# Short problem
Draw out every line with the word "this" from the listing below.

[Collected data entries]
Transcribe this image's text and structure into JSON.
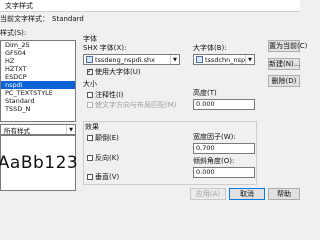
{
  "window": {
    "title": "文字样式"
  },
  "current_style": {
    "label": "当前文字样式：",
    "value": "Standard"
  },
  "styles": {
    "label": "样式(S):",
    "items": [
      "Dim_25",
      "GFS04",
      "HZ",
      "HZTXT",
      "ESDCP",
      "nspdi",
      "PC_TEXTSTYLE",
      "Standard",
      "TSSD_N"
    ],
    "selected_index": 5
  },
  "filter": {
    "value": "所有样式"
  },
  "preview": {
    "text": "AaBb123"
  },
  "font": {
    "group_label": "字体",
    "shx_label": "SHX 字体(X):",
    "shx_value": "tssdeng_nspdi.shx",
    "big_label": "大字体(B):",
    "big_value": "tssdchn_nspdi...",
    "use_big": {
      "label": "使用大字体(U)",
      "checked": true
    }
  },
  "size": {
    "group_label": "大小",
    "annotative": {
      "label": "注释性(I)",
      "checked": false
    },
    "match_orient": {
      "label": "使文字方向与布局匹配(M)",
      "checked": false
    },
    "height_label": "高度(T)",
    "height_value": "0.000"
  },
  "effects": {
    "group_label": "效果",
    "upside_down": {
      "label": "颠倒(E)",
      "checked": false
    },
    "backwards": {
      "label": "反向(K)",
      "checked": false
    },
    "vertical": {
      "label": "垂直(V)",
      "checked": false
    },
    "width_label": "宽度因子(W):",
    "width_value": "0.700",
    "oblique_label": "倾斜角度(O):",
    "oblique_value": "0.000"
  },
  "buttons": {
    "set_current": "置为当前(C)",
    "new": "新建(N)...",
    "delete": "删除(D)",
    "apply": "应用(A)",
    "cancel": "取消",
    "help": "帮助"
  },
  "colors": {
    "accent": "#0a64d6"
  }
}
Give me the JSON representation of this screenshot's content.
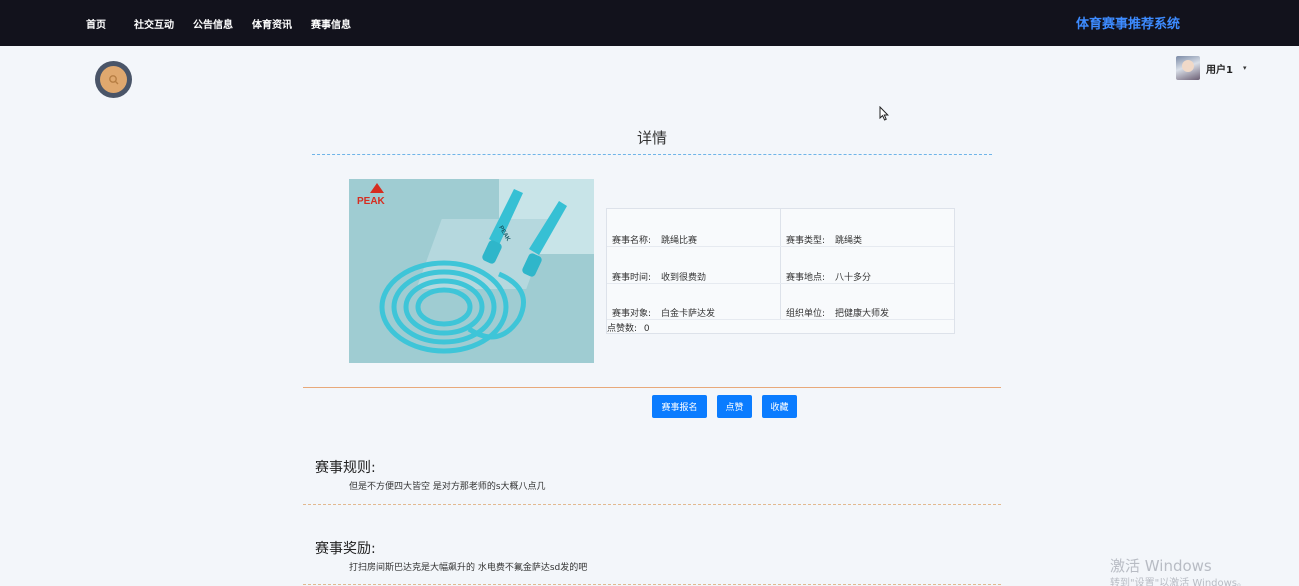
{
  "nav": {
    "items": [
      "首页",
      "社交互动",
      "公告信息",
      "体育资讯",
      "赛事信息"
    ],
    "site_title": "体育赛事推荐系统"
  },
  "user": {
    "name": "用户1",
    "caret": "▾"
  },
  "detail": {
    "heading": "详情",
    "image_logo_text": "PEAK",
    "image_handle_text": "PEAK",
    "fields": [
      {
        "label": "赛事名称:",
        "value": "跳绳比赛"
      },
      {
        "label": "赛事类型:",
        "value": "跳绳类"
      },
      {
        "label": "赛事时间:",
        "value": "收到很费劲"
      },
      {
        "label": "赛事地点:",
        "value": "八十多分"
      },
      {
        "label": "赛事对象:",
        "value": "白金卡萨达发"
      },
      {
        "label": "组织单位:",
        "value": "把健康大师发"
      }
    ],
    "likes_label": "点赞数:",
    "likes_value": "0"
  },
  "buttons": {
    "register": "赛事报名",
    "like": "点赞",
    "favorite": "收藏"
  },
  "sections": {
    "rules_title": "赛事规则:",
    "rules_text": "但是不方便四大皆空 是对方那老师的s大概八点几",
    "rewards_title": "赛事奖励:",
    "rewards_text": "打扫房间斯巴达克是大幅飙升的 水电费不氟金萨达sd发的吧"
  },
  "watermark": {
    "line1": "激活 Windows",
    "line2": "转到\"设置\"以激活 Windows。"
  },
  "colors": {
    "topbar": "#12121c",
    "accent": "#0a7cff",
    "title": "#3d8bff"
  }
}
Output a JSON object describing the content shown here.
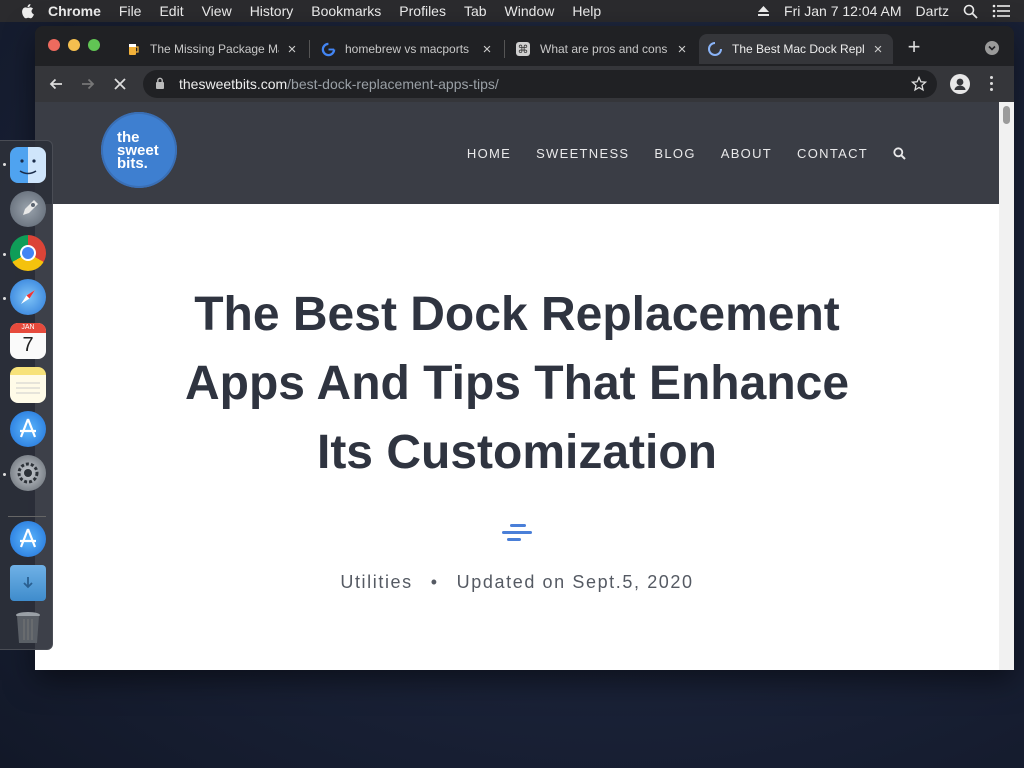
{
  "menubar": {
    "app": "Chrome",
    "items": [
      "File",
      "Edit",
      "View",
      "History",
      "Bookmarks",
      "Profiles",
      "Tab",
      "Window",
      "Help"
    ],
    "datetime": "Fri Jan 7  12:04 AM",
    "user": "Dartz"
  },
  "browser": {
    "tabs": [
      {
        "title": "The Missing Package Manager for macOS",
        "icon": "homebrew-beer-icon"
      },
      {
        "title": "homebrew vs macports",
        "icon": "google-icon"
      },
      {
        "title": "What are pros and cons",
        "icon": "command-key-icon"
      },
      {
        "title": "The Best Mac Dock Replacement",
        "icon": "loading-spinner-icon",
        "active": true
      }
    ],
    "url_host": "thesweetbits.com",
    "url_path": "/best-dock-replacement-apps-tips/"
  },
  "site": {
    "logo": [
      "the",
      "sweet",
      "bits."
    ],
    "nav": [
      "HOME",
      "SWEETNESS",
      "BLOG",
      "ABOUT",
      "CONTACT"
    ]
  },
  "article": {
    "title": "The Best Dock Replacement Apps And Tips That Enhance Its Customization",
    "category": "Utilities",
    "updated": "Updated on Sept.5, 2020"
  },
  "dock": {
    "apps": [
      "finder-icon",
      "launchpad-icon",
      "chrome-icon",
      "safari-icon",
      "calendar-icon",
      "notes-icon",
      "app-store-icon",
      "system-preferences-icon",
      "app-store-icon",
      "downloads-folder-icon",
      "trash-icon"
    ],
    "calendar_month": "JAN",
    "calendar_day": "7"
  },
  "colors": {
    "accent_blue": "#3e7fd0",
    "header_bg": "#3a3d45",
    "title_text": "#2f3440"
  }
}
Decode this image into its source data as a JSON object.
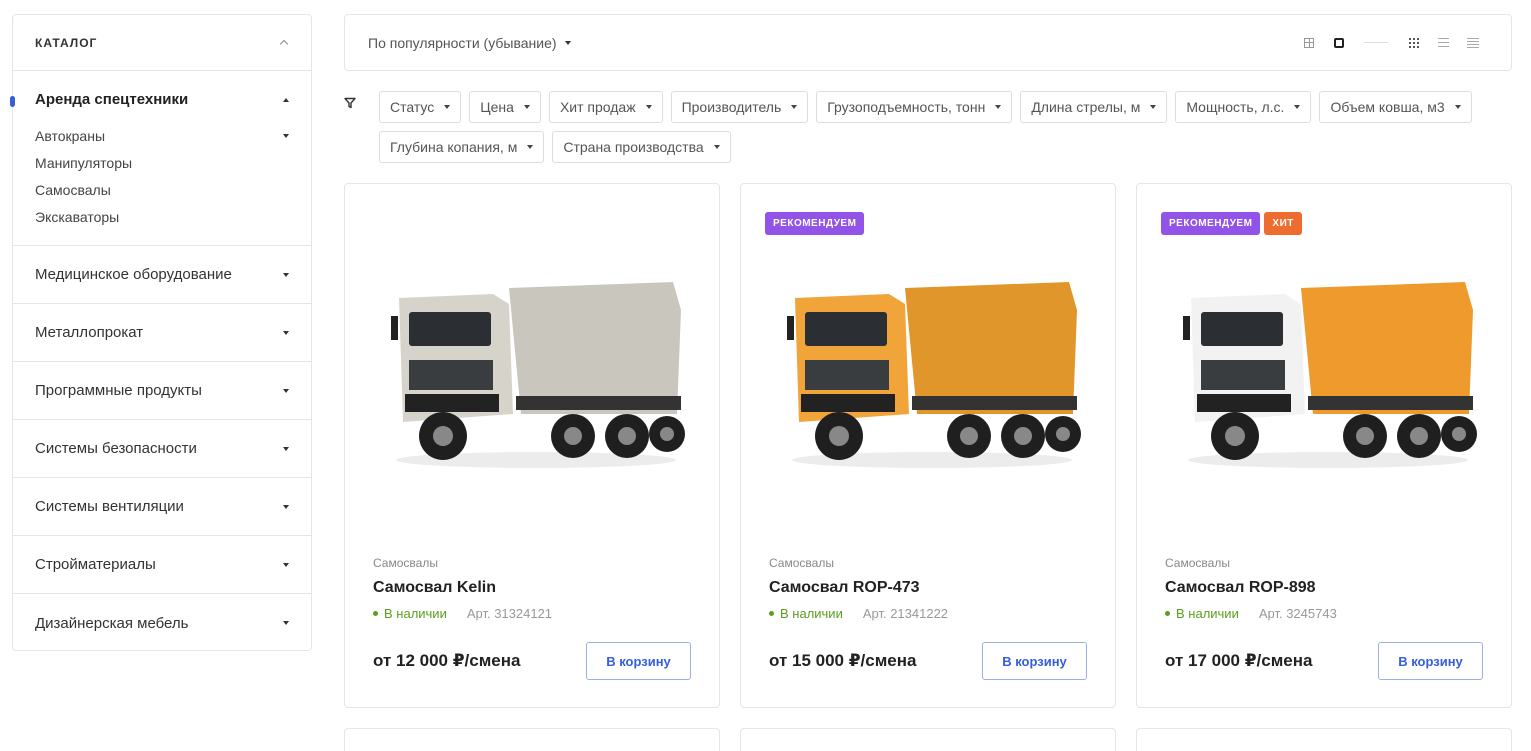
{
  "sidebar": {
    "title": "КАТАЛОГ",
    "active": {
      "title": "Аренда спецтехники",
      "sub": [
        "Автокраны",
        "Манипуляторы",
        "Самосвалы",
        "Экскаваторы"
      ]
    },
    "items": [
      "Медицинское оборудование",
      "Металлопрокат",
      "Программные продукты",
      "Системы безопасности",
      "Системы вентиляции",
      "Стройматериалы",
      "Дизайнерская мебель"
    ]
  },
  "sort": {
    "label": "По популярности (убывание)"
  },
  "filters": [
    "Статус",
    "Цена",
    "Хит продаж",
    "Производитель",
    "Грузоподъемность, тонн",
    "Длина стрелы, м",
    "Мощность, л.с.",
    "Объем ковша, м3",
    "Глубина копания, м",
    "Страна производства"
  ],
  "products": [
    {
      "badges": [],
      "category": "Самосвалы",
      "title": "Самосвал Kelin",
      "stock": "В наличии",
      "article": "Арт. 31324121",
      "price": "от 12 000 ₽/смена",
      "cart": "В корзину",
      "color": "#c9c7bd",
      "cab": "#d6d4ca"
    },
    {
      "badges": [
        "РЕКОМЕНДУЕМ"
      ],
      "category": "Самосвалы",
      "title": "Самосвал ROP-473",
      "stock": "В наличии",
      "article": "Арт. 21341222",
      "price": "от 15 000 ₽/смена",
      "cart": "В корзину",
      "color": "#e0962a",
      "cab": "#f0a43a"
    },
    {
      "badges": [
        "РЕКОМЕНДУЕМ",
        "ХИТ"
      ],
      "category": "Самосвалы",
      "title": "Самосвал ROP-898",
      "stock": "В наличии",
      "article": "Арт. 3245743",
      "price": "от 17 000 ₽/смена",
      "cart": "В корзину",
      "color": "#ee9a2c",
      "cab": "#f2f2f2"
    }
  ],
  "colors": {
    "accent": "#365edc",
    "badge_rec": "#9153e8",
    "badge_hit": "#ef6c30",
    "in_stock": "#5a9e1e"
  }
}
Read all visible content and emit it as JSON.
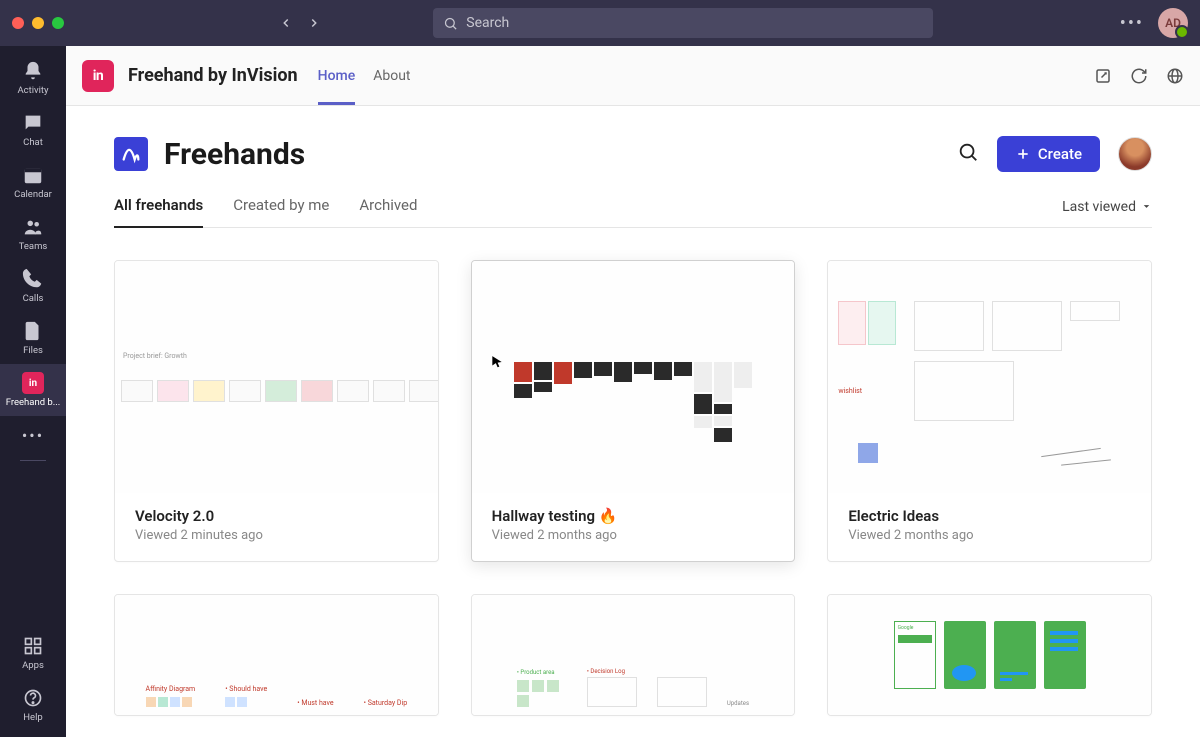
{
  "titlebar": {
    "search_placeholder": "Search",
    "avatar_initials": "AD"
  },
  "rail": {
    "items": [
      {
        "id": "activity",
        "label": "Activity"
      },
      {
        "id": "chat",
        "label": "Chat"
      },
      {
        "id": "calendar",
        "label": "Calendar"
      },
      {
        "id": "teams",
        "label": "Teams"
      },
      {
        "id": "calls",
        "label": "Calls"
      },
      {
        "id": "files",
        "label": "Files"
      },
      {
        "id": "freehand",
        "label": "Freehand b..."
      }
    ],
    "bottom": [
      {
        "id": "apps",
        "label": "Apps"
      },
      {
        "id": "help",
        "label": "Help"
      }
    ]
  },
  "appheader": {
    "logo_text": "in",
    "title": "Freehand by InVision",
    "tabs": [
      {
        "id": "home",
        "label": "Home",
        "active": true
      },
      {
        "id": "about",
        "label": "About",
        "active": false
      }
    ]
  },
  "page": {
    "title": "Freehands",
    "create_label": "Create",
    "filter_tabs": [
      {
        "id": "all",
        "label": "All freehands",
        "active": true
      },
      {
        "id": "mine",
        "label": "Created by me",
        "active": false
      },
      {
        "id": "archived",
        "label": "Archived",
        "active": false
      }
    ],
    "sort_label": "Last viewed"
  },
  "cards": [
    {
      "title": "Velocity 2.0",
      "sub": "Viewed 2 minutes ago"
    },
    {
      "title": "Hallway testing 🔥",
      "sub": "Viewed 2 months ago",
      "hovered": true
    },
    {
      "title": "Electric Ideas",
      "sub": "Viewed 2 months ago"
    },
    {
      "title": "",
      "sub": ""
    },
    {
      "title": "",
      "sub": ""
    },
    {
      "title": "",
      "sub": ""
    }
  ]
}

# Exercise output
Transcribe this image's text and structure into JSON.
Give me the JSON representation of this screenshot's content.
Decode this image into its source data as a JSON object.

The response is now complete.